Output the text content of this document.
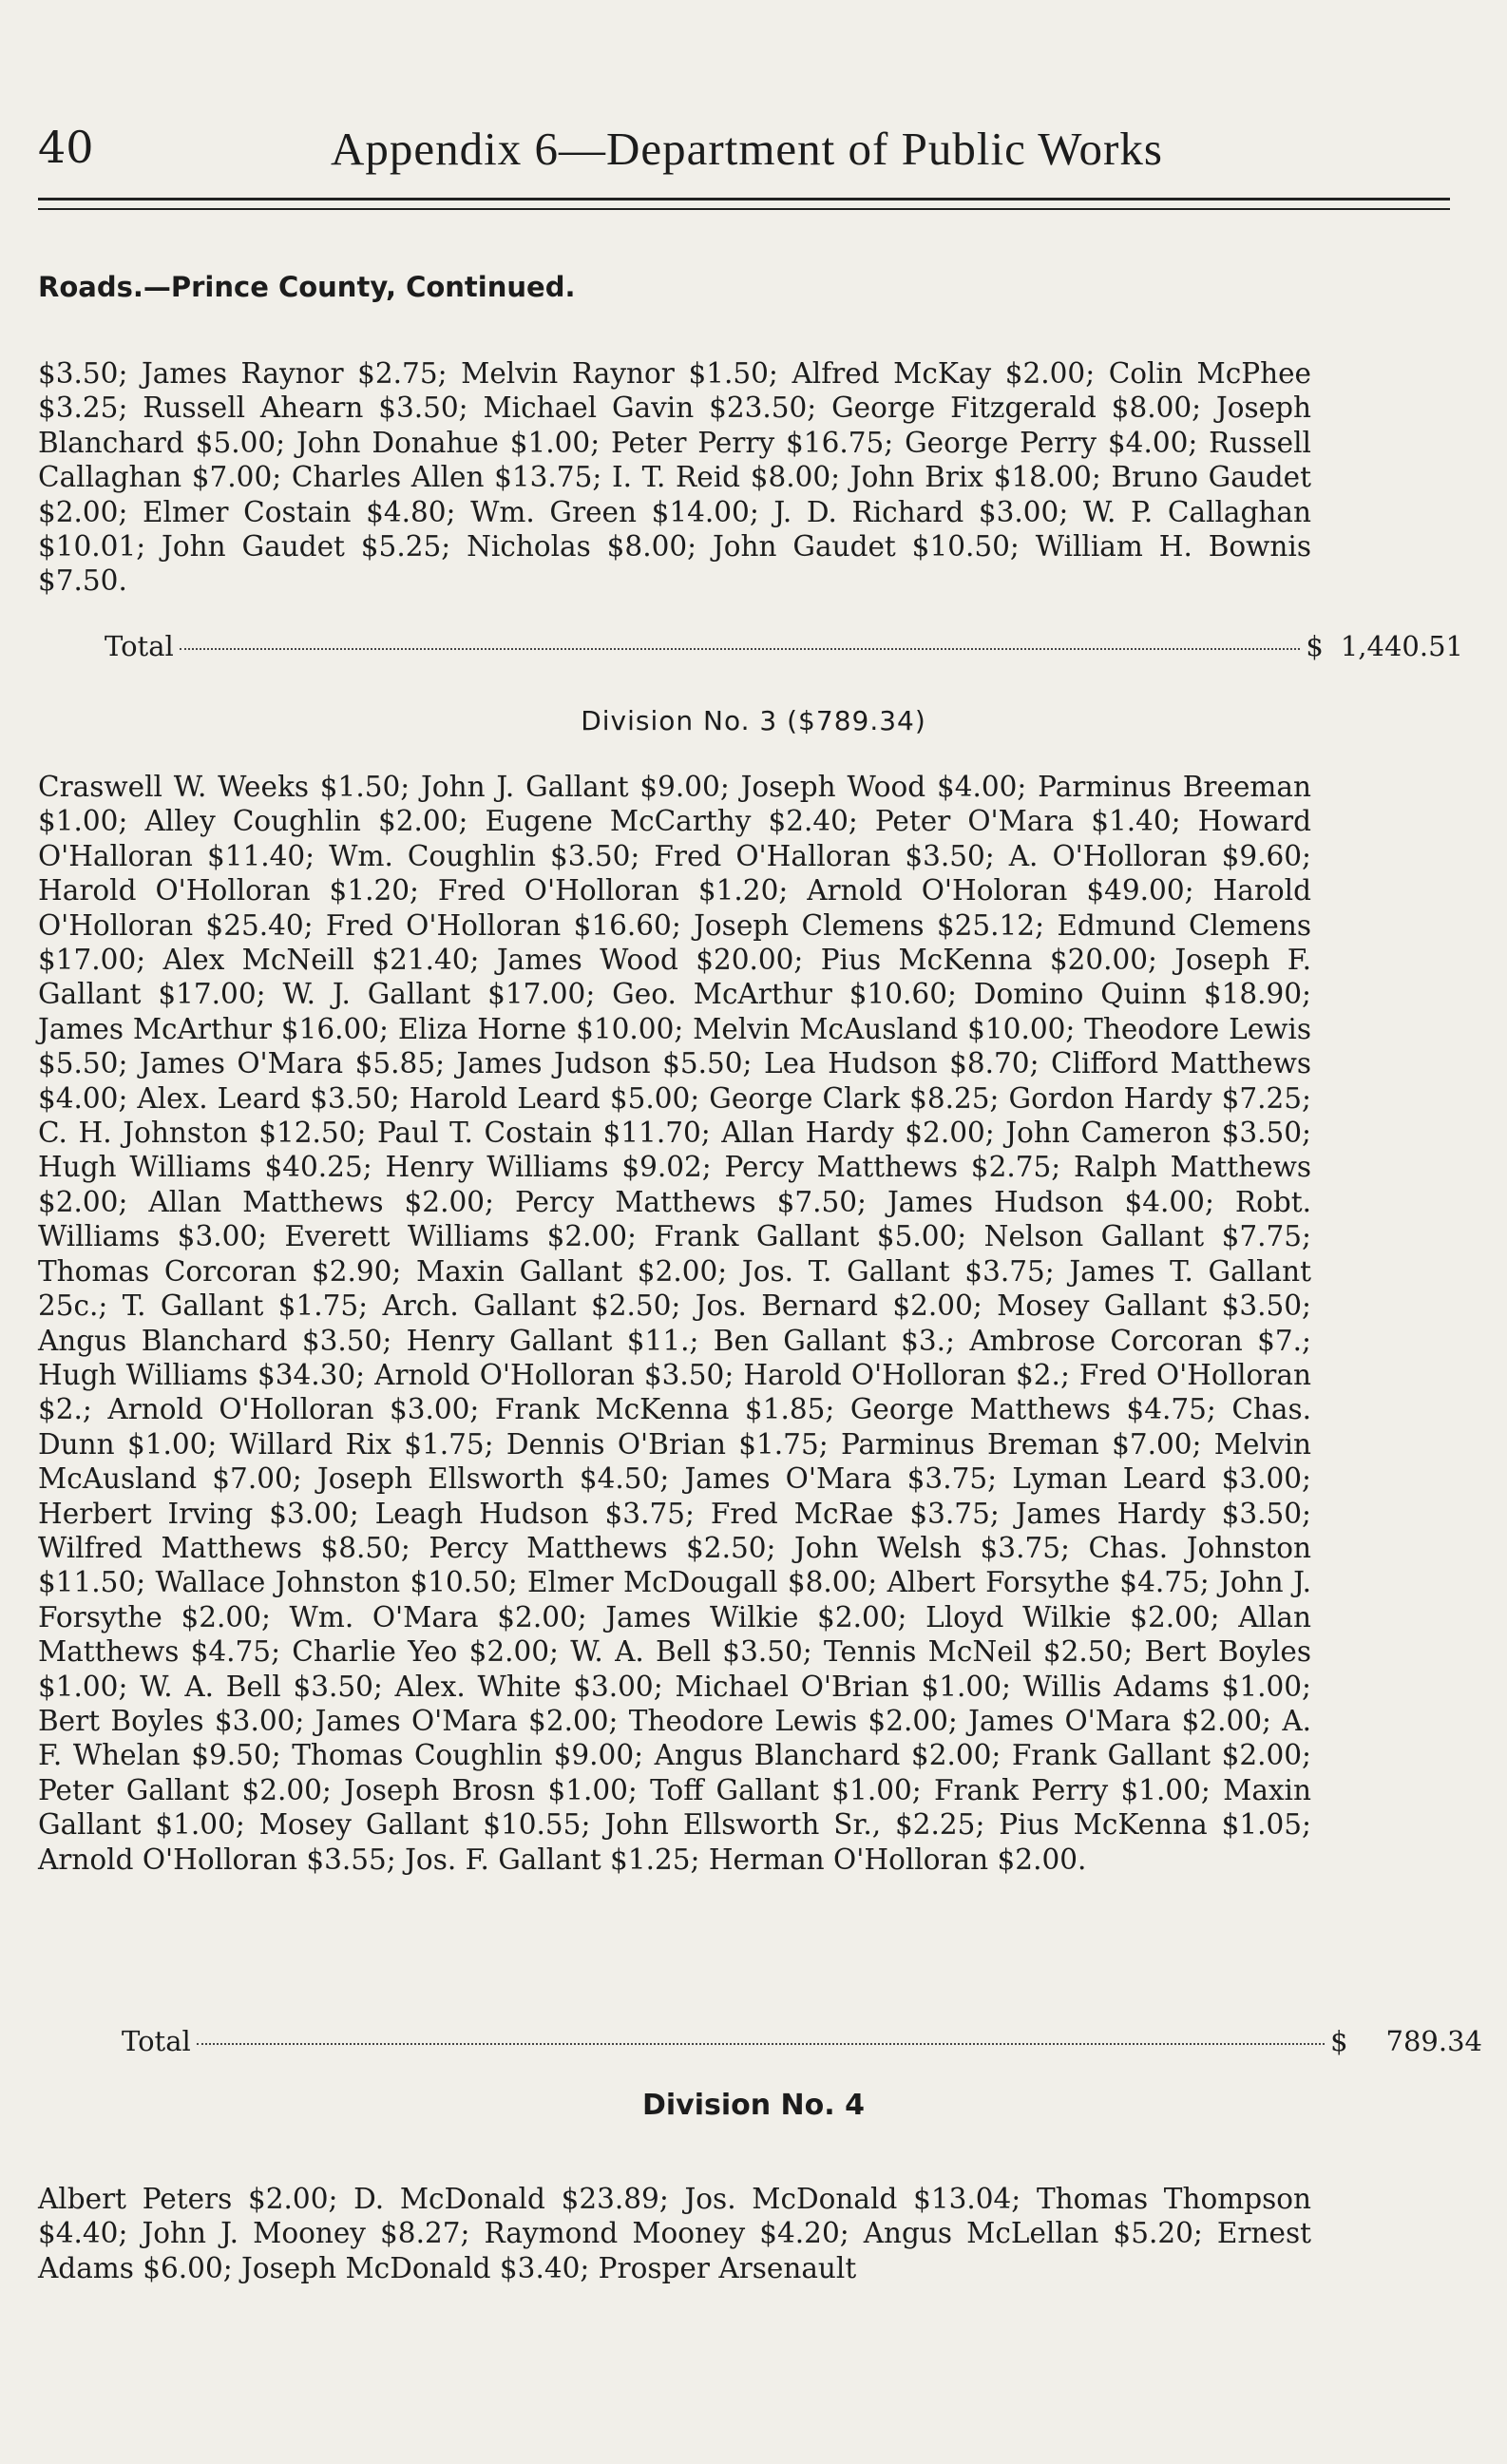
40	Appendix 6—Department of Public Works
Roads.—Prince County, Continued.
$3.50; James Raynor $2.75; Melvin Raynor $1.50; Alfred McKay $2.00; Colin McPhee $3.25; Russell Ahearn $3.50; Michael Gavin $23.50; George Fitzgerald $8.00; Joseph Blanchard $5.00; John Donahue $1.00; Peter Perry $16.75; George Perry $4.00; Russell Callaghan $7.00; Charles Allen $13.75; I. T. Reid $8.00; John Brix $18.00; Bruno Gaudet $2.00; Elmer Costain $4.80; Wm. Green $14.00; J. D. Richard $3.00; W. P. Callaghan $10.01; John Gaudet $5.25; Nicholas $8.00; John Gaudet $10.50; William H. Bownis $7.50.
Total	$ 1,440.51
Division No. 3 ($789.34)
Craswell W. Weeks $1.50; John J. Gallant $9.00; Joseph Wood $4.00; Parminus Breeman $1.00; Alley Coughlin $2.00; Eugene McCarthy $2.40; Peter O'Mara $1.40; Howard O'Halloran $11.40; Wm. Coughlin $3.50; Fred O'Halloran $3.50; A. O'Holloran $9.60; Harold O'Holloran $1.20; Fred O'Holloran $1.20; Arnold O'Holoran $49.00; Harold O'Holloran $25.40; Fred O'Holloran $16.60; Joseph Clemens $25.12; Edmund Clemens $17.00; Alex McNeill $21.40; James Wood $20.00; Pius McKenna $20.00; Joseph F. Gallant $17.00; W. J. Gallant $17.00; Geo. McArthur $10.60; Domino Quinn $18.90; James McArthur $16.00; Eliza Horne $10.00; Melvin McAusland $10.00; Theodore Lewis $5.50; James O'Mara $5.85; James Judson $5.50; Lea Hudson $8.70; Clifford Matthews $4.00; Alex. Leard $3.50; Harold Leard $5.00; George Clark $8.25; Gordon Hardy $7.25; C. H. Johnston $12.50; Paul T. Costain $11.70; Allan Hardy $2.00; John Cameron $3.50; Hugh Williams $40.25; Henry Williams $9.02; Percy Matthews $2.75; Ralph Matthews $2.00; Allan Matthews $2.00; Percy Matthews $7.50; James Hudson $4.00; Robt. Williams $3.00; Everett Williams $2.00; Frank Gallant $5.00; Nelson Gallant $7.75; Thomas Corcoran $2.90; Maxin Gallant $2.00; Jos. T. Gallant $3.75; James T. Gallant 25c.; T. Gallant $1.75; Arch. Gallant $2.50; Jos. Bernard $2.00; Mosey Gallant $3.50; Angus Blanchard $3.50; Henry Gallant $11.; Ben Gallant $3.; Ambrose Corcoran $7.; Hugh Williams $34.30; Arnold O'Holloran $3.50; Harold O'Holloran $2.; Fred O'Holloran $2.; Arnold O'Holloran $3.00; Frank McKenna $1.85; George Matthews $4.75; Chas. Dunn $1.00; Willard Rix $1.75; Dennis O'Brian $1.75; Parminus Breman $7.00; Melvin McAusland $7.00; Joseph Ellsworth $4.50; James O'Mara $3.75; Lyman Leard $3.00; Herbert Irving $3.00; Leagh Hudson $3.75; Fred McRae $3.75; James Hardy $3.50; Wilfred Matthews $8.50; Percy Matthews $2.50; John Welsh $3.75; Chas. Johnston $11.50; Wallace Johnston $10.50; Elmer McDougall $8.00; Albert Forsythe $4.75; John J. Forsythe $2.00; Wm. O'Mara $2.00; James Wilkie $2.00; Lloyd Wilkie $2.00; Allan Matthews $4.75; Charlie Yeo $2.00; W. A. Bell $3.50; Tennis McNeil $2.50; Bert Boyles $1.00; W. A. Bell $3.50; Alex. White $3.00; Michael O'Brian $1.00; Willis Adams $1.00; Bert Boyles $3.00; James O'Mara $2.00; Theodore Lewis $2.00; James O'Mara $2.00; A. F. Whelan $9.50; Thomas Coughlin $9.00; Angus Blanchard $2.00; Frank Gallant $2.00; Peter Gallant $2.00; Joseph Brosn $1.00; Toff Gallant $1.00; Frank Perry $1.00; Maxin Gallant $1.00; Mosey Gallant $10.55; John Ellsworth Sr., $2.25; Pius McKenna $1.05; Arnold O'Holloran $3.55; Jos. F. Gallant $1.25; Herman O'Holloran $2.00.
Total	$ 789.34
Division No. 4
Albert Peters $2.00; D. McDonald $23.89; Jos. McDonald $13.04; Thomas Thompson $4.40; John J. Mooney $8.27; Raymond Mooney $4.20; Angus McLellan $5.20; Ernest Adams $6.00; Joseph McDonald $3.40; Prosper Arsenault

▬▬▬▬▬▬

▶ **GIVEN REQUEST**
Copy the material exactly. Do not include the pictures.

▶ **SOLUTION**
Output the text content of this document.
40	Appendix 6—Department of Public Works
Roads.—Prince County, Continued.
$3.50; James Raynor $2.75; Melvin Raynor $1.50; Alfred McKay $2.00; Colin McPhee $3.25; Russell Ahearn $3.50; Michael Gavin $23.50; George Fitzgerald $8.00; Joseph Blanchard $5.00; John Donahue $1.00; Peter Perry $16.75; George Perry $4.00; Russell Callaghan $7.00; Charles Allen $13.75; I. T. Reid $8.00; John Brix $18.00; Bruno Gaudet $2.00; Elmer Costain $4.80; Wm. Green $14.00; J. D. Richard $3.00; W. P. Callaghan $10.01; John Gaudet $5.25; Nicholas $8.00; John Gaudet $10.50; William H. Bownis $7.50.
Total	$ 1,440.51
Division No. 3 ($789.34)
Craswell W. Weeks $1.50; John J. Gallant $9.00; Joseph Wood $4.00; Parminus Breeman $1.00; Alley Coughlin $2.00; Eugene McCarthy $2.40; Peter O'Mara $1.40; Howard O'Halloran $11.40; Wm. Coughlin $3.50; Fred O'Halloran $3.50; A. O'Holloran $9.60; Harold O'Holloran $1.20; Fred O'Holloran $1.20; Arnold O'Holoran $49.00; Harold O'Holloran $25.40; Fred O'Holloran $16.60; Joseph Clemens $25.12; Edmund Clemens $17.00; Alex McNeill $21.40; James Wood $20.00; Pius McKenna $20.00; Joseph F. Gallant $17.00; W. J. Gallant $17.00; Geo. McArthur $10.60; Domino Quinn $18.90; James McArthur $16.00; Eliza Horne $10.00; Melvin McAusland $10.00; Theodore Lewis $5.50; James O'Mara $5.85; James Judson $5.50; Lea Hudson $8.70; Clifford Matthews $4.00; Alex. Leard $3.50; Harold Leard $5.00; George Clark $8.25; Gordon Hardy $7.25; C. H. Johnston $12.50; Paul T. Costain $11.70; Allan Hardy $2.00; John Cameron $3.50; Hugh Williams $40.25; Henry Williams $9.02; Percy Matthews $2.75; Ralph Matthews $2.00; Allan Matthews $2.00; Percy Matthews $7.50; James Hudson $4.00; Robt. Williams $3.00; Everett Williams $2.00; Frank Gallant $5.00; Nelson Gallant $7.75; Thomas Corcoran $2.90; Maxin Gallant $2.00; Jos. T. Gallant $3.75; James T. Gallant 25c.; T. Gallant $1.75; Arch. Gallant $2.50; Jos. Bernard $2.00; Mosey Gallant $3.50; Angus Blanchard $3.50; Henry Gallant $11.; Ben Gallant $3.; Ambrose Corcoran $7.; Hugh Williams $34.30; Arnold O'Holloran $3.50; Harold O'Holloran $2.; Fred O'Holloran $2.; Arnold O'Holloran $3.00; Frank McKenna $1.85; George Matthews $4.75; Chas. Dunn $1.00; Willard Rix $1.75; Dennis O'Brian $1.75; Parminus Breman $7.00; Melvin McAusland $7.00; Joseph Ellsworth $4.50; James O'Mara $3.75; Lyman Leard $3.00; Herbert Irving $3.00; Leagh Hudson $3.75; Fred McRae $3.75; James Hardy $3.50; Wilfred Matthews $8.50; Percy Matthews $2.50; John Welsh $3.75; Chas. Johnston $11.50; Wallace Johnston $10.50; Elmer McDougall $8.00; Albert Forsythe $4.75; John J. Forsythe $2.00; Wm. O'Mara $2.00; James Wilkie $2.00; Lloyd Wilkie $2.00; Allan Matthews $4.75; Charlie Yeo $2.00; W. A. Bell $3.50; Tennis McNeil $2.50; Bert Boyles $1.00; W. A. Bell $3.50; Alex. White $3.00; Michael O'Brian $1.00; Willis Adams $1.00; Bert Boyles $3.00; James O'Mara $2.00; Theodore Lewis $2.00; James O'Mara $2.00; A. F. Whelan $9.50; Thomas Coughlin $9.00; Angus Blanchard $2.00; Frank Gallant $2.00; Peter Gallant $2.00; Joseph Brosn $1.00; Toff Gallant $1.00; Frank Perry $1.00; Maxin Gallant $1.00; Mosey Gallant $10.55; John Ellsworth Sr., $2.25; Pius McKenna $1.05; Arnold O'Holloran $3.55; Jos. F. Gallant $1.25; Herman O'Holloran $2.00.
Total	$ 789.34
Division No. 4
Albert Peters $2.00; D. McDonald $23.89; Jos. McDonald $13.04; Thomas Thompson $4.40; John J. Mooney $8.27; Raymond Mooney $4.20; Angus McLellan $5.20; Ernest Adams $6.00; Joseph McDonald $3.40; Prosper Arsenault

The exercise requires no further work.